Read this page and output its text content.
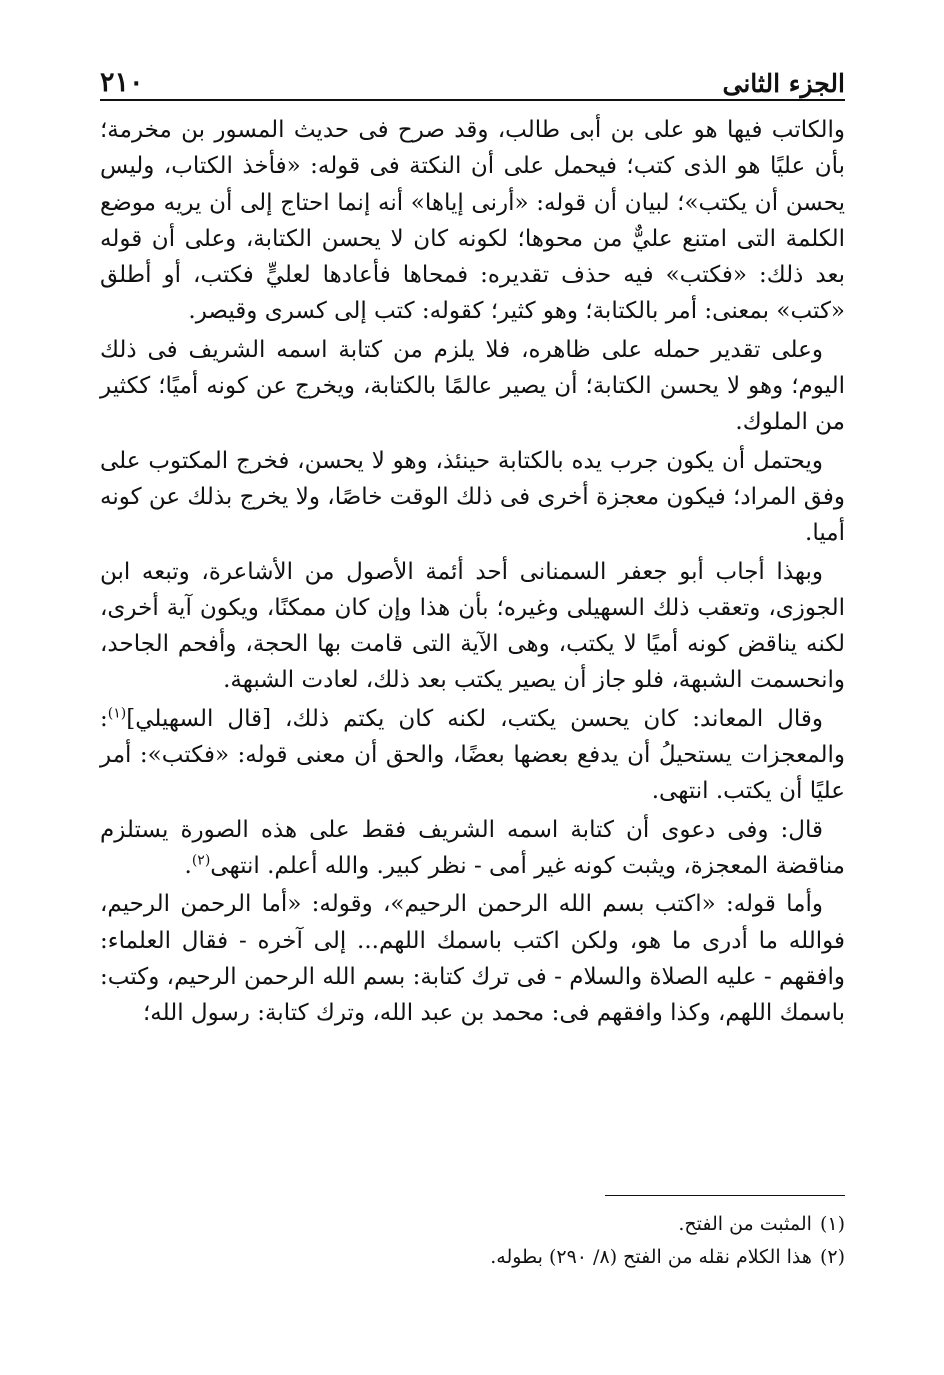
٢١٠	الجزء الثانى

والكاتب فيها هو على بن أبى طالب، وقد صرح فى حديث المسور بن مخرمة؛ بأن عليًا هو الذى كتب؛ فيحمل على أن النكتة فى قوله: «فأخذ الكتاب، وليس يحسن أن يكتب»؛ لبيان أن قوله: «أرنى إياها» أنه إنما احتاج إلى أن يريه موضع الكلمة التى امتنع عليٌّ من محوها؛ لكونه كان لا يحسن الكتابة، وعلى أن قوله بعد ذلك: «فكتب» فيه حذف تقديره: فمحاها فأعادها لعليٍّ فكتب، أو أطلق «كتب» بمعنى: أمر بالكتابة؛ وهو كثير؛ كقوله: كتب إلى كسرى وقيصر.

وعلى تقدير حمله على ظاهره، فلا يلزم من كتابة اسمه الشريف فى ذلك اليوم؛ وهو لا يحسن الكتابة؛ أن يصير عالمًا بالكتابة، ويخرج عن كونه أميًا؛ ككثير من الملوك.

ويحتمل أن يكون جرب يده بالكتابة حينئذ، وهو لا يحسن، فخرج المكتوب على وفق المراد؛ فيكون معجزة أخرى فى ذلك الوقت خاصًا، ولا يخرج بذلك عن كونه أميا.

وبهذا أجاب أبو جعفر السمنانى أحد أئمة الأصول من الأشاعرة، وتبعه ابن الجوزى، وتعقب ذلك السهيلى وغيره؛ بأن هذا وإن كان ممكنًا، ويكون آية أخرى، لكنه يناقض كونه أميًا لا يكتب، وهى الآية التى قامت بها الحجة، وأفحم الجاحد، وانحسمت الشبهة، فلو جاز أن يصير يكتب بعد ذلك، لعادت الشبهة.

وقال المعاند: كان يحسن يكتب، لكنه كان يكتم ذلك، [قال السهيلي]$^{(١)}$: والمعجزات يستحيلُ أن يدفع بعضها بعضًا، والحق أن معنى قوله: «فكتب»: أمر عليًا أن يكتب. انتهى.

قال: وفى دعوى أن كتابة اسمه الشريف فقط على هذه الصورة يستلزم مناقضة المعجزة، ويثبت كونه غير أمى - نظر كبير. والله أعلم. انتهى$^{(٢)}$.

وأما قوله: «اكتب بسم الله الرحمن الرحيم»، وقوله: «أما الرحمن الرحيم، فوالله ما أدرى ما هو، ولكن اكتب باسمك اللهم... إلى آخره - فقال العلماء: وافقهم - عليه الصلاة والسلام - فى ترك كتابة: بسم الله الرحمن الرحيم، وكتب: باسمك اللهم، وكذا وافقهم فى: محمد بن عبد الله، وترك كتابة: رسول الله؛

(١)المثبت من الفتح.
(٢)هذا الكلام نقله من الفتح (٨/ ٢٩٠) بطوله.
* * *
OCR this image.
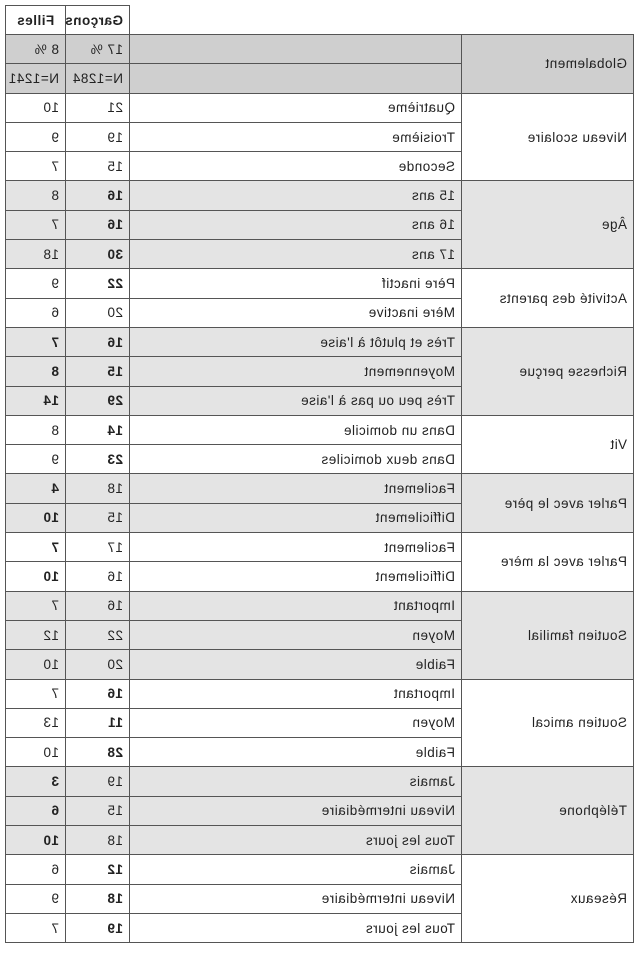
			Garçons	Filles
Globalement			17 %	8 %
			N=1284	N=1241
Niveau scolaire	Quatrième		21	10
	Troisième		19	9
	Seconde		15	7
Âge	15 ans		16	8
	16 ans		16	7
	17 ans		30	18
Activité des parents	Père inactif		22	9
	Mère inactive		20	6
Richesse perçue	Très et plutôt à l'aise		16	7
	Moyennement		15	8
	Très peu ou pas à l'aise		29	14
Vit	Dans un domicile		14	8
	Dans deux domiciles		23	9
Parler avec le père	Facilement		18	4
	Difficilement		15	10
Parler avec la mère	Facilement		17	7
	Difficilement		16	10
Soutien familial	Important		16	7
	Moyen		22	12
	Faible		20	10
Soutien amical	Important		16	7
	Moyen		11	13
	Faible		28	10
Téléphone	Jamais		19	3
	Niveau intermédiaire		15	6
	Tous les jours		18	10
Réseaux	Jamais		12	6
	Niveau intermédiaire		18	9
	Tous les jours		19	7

TASK GOAL —
Copy each line above where the string "الفتح" occurs.

TASK RESPONSE —
(١)المثبت من الفتح.
(٢)هذا الكلام نقله من الفتح (٨/ ٢٩٠) بطوله.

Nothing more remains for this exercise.